[Layout records]

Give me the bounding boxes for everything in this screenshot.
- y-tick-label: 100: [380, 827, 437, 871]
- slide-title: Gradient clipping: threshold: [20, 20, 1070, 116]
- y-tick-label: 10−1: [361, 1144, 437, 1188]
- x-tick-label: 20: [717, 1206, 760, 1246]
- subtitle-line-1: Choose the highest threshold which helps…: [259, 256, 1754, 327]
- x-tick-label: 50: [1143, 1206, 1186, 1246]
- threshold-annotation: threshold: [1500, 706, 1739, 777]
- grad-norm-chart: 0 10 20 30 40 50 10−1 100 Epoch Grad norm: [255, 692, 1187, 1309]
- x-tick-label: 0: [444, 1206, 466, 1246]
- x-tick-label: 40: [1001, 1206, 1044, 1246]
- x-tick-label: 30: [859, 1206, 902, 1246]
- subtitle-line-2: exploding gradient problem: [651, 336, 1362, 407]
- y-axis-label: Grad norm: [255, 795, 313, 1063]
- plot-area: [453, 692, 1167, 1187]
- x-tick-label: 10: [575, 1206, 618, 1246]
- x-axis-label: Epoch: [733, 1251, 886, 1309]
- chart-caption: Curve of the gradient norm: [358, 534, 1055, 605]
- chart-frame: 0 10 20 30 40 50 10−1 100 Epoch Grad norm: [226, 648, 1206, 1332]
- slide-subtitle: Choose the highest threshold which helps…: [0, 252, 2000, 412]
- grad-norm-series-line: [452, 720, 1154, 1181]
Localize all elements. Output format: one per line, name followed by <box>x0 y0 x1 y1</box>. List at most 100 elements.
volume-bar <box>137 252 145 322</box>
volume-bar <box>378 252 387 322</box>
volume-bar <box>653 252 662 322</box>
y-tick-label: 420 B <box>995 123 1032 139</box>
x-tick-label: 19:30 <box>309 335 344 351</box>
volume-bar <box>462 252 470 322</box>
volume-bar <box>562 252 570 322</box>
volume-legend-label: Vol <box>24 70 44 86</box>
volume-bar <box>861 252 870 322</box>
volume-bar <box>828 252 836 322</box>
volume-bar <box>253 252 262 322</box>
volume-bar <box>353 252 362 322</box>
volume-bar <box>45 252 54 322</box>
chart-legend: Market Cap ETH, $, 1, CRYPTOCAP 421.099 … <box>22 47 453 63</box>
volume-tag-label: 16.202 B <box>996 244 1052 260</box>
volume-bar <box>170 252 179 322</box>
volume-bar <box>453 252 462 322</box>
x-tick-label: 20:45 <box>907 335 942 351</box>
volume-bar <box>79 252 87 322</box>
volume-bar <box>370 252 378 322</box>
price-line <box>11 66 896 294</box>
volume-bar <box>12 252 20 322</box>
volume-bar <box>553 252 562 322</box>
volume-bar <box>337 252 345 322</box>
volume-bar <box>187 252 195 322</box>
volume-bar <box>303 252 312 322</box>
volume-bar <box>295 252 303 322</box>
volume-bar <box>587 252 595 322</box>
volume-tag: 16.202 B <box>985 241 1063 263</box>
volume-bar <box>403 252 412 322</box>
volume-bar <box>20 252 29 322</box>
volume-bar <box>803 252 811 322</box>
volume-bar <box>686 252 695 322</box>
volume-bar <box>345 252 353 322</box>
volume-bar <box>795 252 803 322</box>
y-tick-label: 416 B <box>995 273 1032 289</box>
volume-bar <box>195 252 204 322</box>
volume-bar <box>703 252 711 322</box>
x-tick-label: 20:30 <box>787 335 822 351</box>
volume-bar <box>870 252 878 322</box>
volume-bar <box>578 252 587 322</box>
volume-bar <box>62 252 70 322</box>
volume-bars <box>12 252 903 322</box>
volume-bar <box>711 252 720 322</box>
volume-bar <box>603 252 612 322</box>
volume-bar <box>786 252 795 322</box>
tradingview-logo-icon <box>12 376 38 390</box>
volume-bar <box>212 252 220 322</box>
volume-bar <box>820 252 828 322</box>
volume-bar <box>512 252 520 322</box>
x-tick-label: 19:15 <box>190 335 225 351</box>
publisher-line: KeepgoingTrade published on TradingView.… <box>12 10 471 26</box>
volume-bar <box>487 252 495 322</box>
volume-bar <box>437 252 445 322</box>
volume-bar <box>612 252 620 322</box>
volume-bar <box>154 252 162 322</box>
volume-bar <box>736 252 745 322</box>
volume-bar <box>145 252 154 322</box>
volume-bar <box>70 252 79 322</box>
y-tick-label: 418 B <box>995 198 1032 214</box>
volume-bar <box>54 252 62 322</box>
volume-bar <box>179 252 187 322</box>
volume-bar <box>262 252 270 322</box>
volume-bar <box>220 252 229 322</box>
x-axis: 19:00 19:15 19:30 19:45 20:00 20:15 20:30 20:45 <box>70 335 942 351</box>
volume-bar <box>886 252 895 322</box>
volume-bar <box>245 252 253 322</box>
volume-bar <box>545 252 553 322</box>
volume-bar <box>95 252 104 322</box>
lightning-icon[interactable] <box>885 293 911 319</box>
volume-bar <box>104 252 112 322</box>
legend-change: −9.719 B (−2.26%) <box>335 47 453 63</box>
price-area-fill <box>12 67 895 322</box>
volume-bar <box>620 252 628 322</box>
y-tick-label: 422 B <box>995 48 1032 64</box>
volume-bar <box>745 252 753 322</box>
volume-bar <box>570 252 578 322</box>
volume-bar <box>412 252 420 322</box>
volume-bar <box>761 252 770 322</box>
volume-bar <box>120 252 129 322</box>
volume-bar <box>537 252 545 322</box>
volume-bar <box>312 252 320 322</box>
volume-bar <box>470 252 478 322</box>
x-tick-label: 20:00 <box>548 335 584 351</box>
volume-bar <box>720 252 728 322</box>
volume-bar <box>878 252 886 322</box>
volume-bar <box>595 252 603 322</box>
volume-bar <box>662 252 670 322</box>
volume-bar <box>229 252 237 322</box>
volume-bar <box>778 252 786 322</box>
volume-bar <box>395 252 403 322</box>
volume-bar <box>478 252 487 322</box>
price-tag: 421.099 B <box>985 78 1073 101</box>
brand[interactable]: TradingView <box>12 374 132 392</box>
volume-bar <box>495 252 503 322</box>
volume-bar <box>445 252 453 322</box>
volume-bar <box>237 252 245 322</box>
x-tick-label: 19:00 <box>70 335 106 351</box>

INSTRUCTION: Format the records from the start through the line containing "- x-tick-label: 40: [1001, 1206, 1044, 1246]", inclusive, as a Markdown table with the columns Row and Line. Leave out any blank lines.

ANSWER BELOW:
| Row | Line |
|---|---|
| 1 | Give me the bounding boxes for everything in this screenshot. |
| 2 | - y-tick-label: 100: [380, 827, 437, 871] |
| 3 | - slide-title: Gradient clipping: threshold: [20, 20, 1070, 116] |
| 4 | - y-tick-label: 10−1: [361, 1144, 437, 1188] |
| 5 | - x-tick-label: 20: [717, 1206, 760, 1246] |
| 6 | - subtitle-line-1: Choose the highest threshold which helps…: [259, 256, 1754, 327] |
| 7 | - x-tick-label: 50: [1143, 1206, 1186, 1246] |
| 8 | - threshold-annotation: threshold: [1500, 706, 1739, 777] |
| 9 | - grad-norm-chart: 0 10 20 30 40 50 10−1 100 Epoch Grad norm: [255, 692, 1187, 1309] |
| 10 | - x-tick-label: 0: [444, 1206, 466, 1246] |
| 11 | - x-tick-label: 40: [1001, 1206, 1044, 1246] |